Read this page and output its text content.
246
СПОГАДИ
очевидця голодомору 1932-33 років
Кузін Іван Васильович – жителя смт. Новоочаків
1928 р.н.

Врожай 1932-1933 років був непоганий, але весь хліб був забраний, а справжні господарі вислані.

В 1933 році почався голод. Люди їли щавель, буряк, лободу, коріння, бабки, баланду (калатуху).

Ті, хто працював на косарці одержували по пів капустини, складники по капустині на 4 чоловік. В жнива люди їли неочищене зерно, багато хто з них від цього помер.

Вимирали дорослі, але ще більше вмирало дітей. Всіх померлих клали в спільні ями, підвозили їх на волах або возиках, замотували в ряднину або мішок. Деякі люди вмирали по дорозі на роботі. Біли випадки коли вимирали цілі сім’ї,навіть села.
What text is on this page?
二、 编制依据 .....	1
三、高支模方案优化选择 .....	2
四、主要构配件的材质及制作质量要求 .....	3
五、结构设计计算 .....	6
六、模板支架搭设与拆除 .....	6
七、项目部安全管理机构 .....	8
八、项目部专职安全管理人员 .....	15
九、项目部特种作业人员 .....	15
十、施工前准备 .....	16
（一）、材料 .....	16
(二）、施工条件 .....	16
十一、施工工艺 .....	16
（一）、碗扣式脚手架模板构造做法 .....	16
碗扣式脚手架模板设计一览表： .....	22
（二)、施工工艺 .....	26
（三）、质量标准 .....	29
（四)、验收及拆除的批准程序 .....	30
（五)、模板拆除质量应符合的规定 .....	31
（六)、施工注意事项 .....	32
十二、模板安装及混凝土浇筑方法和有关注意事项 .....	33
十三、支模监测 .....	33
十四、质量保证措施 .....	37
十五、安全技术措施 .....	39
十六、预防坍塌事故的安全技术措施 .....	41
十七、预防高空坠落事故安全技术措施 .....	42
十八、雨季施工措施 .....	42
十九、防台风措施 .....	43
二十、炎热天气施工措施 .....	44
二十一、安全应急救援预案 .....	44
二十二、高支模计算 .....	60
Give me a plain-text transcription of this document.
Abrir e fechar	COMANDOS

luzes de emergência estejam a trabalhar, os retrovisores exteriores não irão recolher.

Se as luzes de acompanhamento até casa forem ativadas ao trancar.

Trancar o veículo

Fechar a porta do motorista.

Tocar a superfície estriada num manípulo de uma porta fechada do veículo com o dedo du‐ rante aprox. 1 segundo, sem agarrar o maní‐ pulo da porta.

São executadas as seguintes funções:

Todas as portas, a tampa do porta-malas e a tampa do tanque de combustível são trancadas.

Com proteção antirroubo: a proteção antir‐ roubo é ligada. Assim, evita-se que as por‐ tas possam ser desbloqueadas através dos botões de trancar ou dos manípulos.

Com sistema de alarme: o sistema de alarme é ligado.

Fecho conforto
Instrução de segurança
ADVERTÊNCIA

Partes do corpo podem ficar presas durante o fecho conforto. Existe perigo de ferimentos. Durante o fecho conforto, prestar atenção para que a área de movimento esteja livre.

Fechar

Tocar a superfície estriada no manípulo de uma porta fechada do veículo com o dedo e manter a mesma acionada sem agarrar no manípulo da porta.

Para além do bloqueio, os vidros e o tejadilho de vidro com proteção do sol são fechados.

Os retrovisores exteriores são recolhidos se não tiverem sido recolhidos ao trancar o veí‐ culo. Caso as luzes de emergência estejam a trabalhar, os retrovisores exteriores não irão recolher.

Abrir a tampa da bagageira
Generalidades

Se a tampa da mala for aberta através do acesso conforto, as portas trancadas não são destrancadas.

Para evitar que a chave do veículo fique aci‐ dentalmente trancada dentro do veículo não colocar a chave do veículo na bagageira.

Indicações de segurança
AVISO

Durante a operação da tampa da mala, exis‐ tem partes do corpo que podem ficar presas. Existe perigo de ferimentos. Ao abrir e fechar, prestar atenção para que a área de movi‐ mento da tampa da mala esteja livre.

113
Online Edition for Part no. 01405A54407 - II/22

-- -- --

DIRECTION
Tally the lines above that contain the word "emergência", and reply with only the number.

RESPONSE BELOW
2